[begin GIVEN ENTRIES]

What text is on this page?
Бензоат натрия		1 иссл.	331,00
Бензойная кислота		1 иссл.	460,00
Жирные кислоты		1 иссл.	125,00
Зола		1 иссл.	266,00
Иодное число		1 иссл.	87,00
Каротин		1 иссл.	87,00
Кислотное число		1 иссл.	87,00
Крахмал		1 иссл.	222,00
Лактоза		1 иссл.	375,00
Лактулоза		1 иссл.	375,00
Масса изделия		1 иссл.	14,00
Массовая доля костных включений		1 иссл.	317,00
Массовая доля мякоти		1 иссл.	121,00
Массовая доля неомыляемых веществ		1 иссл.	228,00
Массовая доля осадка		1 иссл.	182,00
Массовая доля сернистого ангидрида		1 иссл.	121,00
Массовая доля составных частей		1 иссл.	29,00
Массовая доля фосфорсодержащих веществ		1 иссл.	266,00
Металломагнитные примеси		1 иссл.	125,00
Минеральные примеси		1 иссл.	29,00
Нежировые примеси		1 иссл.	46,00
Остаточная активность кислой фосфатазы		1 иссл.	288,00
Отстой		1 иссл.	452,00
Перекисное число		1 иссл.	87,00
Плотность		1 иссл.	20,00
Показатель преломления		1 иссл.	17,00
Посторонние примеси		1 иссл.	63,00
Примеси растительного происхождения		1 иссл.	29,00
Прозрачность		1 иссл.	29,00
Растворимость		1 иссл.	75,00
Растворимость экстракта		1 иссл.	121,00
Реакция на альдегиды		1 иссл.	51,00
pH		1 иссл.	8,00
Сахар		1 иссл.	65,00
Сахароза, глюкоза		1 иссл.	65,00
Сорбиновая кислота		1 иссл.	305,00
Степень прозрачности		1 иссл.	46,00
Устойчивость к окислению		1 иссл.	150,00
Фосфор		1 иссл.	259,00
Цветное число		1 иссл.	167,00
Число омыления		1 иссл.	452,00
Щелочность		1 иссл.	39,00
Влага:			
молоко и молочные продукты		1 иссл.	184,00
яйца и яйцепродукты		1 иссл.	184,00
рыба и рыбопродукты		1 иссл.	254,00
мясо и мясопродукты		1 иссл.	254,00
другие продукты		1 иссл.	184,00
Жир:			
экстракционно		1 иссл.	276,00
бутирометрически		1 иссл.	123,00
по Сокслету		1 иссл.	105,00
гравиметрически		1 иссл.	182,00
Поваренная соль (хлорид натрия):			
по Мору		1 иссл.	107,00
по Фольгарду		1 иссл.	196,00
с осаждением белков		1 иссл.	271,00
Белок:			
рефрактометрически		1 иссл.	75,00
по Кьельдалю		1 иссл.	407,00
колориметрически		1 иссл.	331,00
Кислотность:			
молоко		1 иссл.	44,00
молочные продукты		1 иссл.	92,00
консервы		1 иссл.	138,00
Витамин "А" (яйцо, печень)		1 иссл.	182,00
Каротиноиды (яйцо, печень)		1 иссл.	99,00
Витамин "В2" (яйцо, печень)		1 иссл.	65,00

[end GIVEN ENTRIES]

* _GIVEN REQUEST_: Using the material above, print every entry exactly as written.

* _SOLUTION_:
What text is on this page?
Бензоат натрия		1 иссл.	331,00
Бензойная кислота		1 иссл.	460,00
Жирные кислоты		1 иссл.	125,00
Зола		1 иссл.	266,00
Иодное число		1 иссл.	87,00
Каротин		1 иссл.	87,00
Кислотное число		1 иссл.	87,00
Крахмал		1 иссл.	222,00
Лактоза		1 иссл.	375,00
Лактулоза		1 иссл.	375,00
Масса изделия		1 иссл.	14,00
Массовая доля костных включений		1 иссл.	317,00
Массовая доля мякоти		1 иссл.	121,00
Массовая доля неомыляемых веществ		1 иссл.	228,00
Массовая доля осадка		1 иссл.	182,00
Массовая доля сернистого ангидрида		1 иссл.	121,00
Массовая доля составных частей		1 иссл.	29,00
Массовая доля фосфорсодержащих веществ		1 иссл.	266,00
Металломагнитные примеси		1 иссл.	125,00
Минеральные примеси		1 иссл.	29,00
Нежировые примеси		1 иссл.	46,00
Остаточная активность кислой фосфатазы		1 иссл.	288,00
Отстой		1 иссл.	452,00
Перекисное число		1 иссл.	87,00
Плотность		1 иссл.	20,00
Показатель преломления		1 иссл.	17,00
Посторонние примеси		1 иссл.	63,00
Примеси растительного происхождения		1 иссл.	29,00
Прозрачность		1 иссл.	29,00
Растворимость		1 иссл.	75,00
Растворимость экстракта		1 иссл.	121,00
Реакция на альдегиды		1 иссл.	51,00
pH		1 иссл.	8,00
Сахар		1 иссл.	65,00
Сахароза, глюкоза		1 иссл.	65,00
Сорбиновая кислота		1 иссл.	305,00
Степень прозрачности		1 иссл.	46,00
Устойчивость к окислению		1 иссл.	150,00
Фосфор		1 иссл.	259,00
Цветное число		1 иссл.	167,00
Число омыления		1 иссл.	452,00
Щелочность		1 иссл.	39,00
Влага:			
молоко и молочные продукты		1 иссл.	184,00
яйца и яйцепродукты		1 иссл.	184,00
рыба и рыбопродукты		1 иссл.	254,00
мясо и мясопродукты		1 иссл.	254,00
другие продукты		1 иссл.	184,00
Жир:			
экстракционно		1 иссл.	276,00
бутирометрически		1 иссл.	123,00
по Сокслету		1 иссл.	105,00
гравиметрически		1 иссл.	182,00
Поваренная соль (хлорид натрия):			
по Мору		1 иссл.	107,00
по Фольгарду		1 иссл.	196,00
с осаждением белков		1 иссл.	271,00
Белок:			
рефрактометрически		1 иссл.	75,00
по Кьельдалю		1 иссл.	407,00
колориметрически		1 иссл.	331,00
Кислотность:			
молоко		1 иссл.	44,00
молочные продукты		1 иссл.	92,00
консервы		1 иссл.	138,00
Витамин "А" (яйцо, печень)		1 иссл.	182,00
Каротиноиды (яйцо, печень)		1 иссл.	99,00
Витамин "В2" (яйцо, печень)		1 иссл.	65,00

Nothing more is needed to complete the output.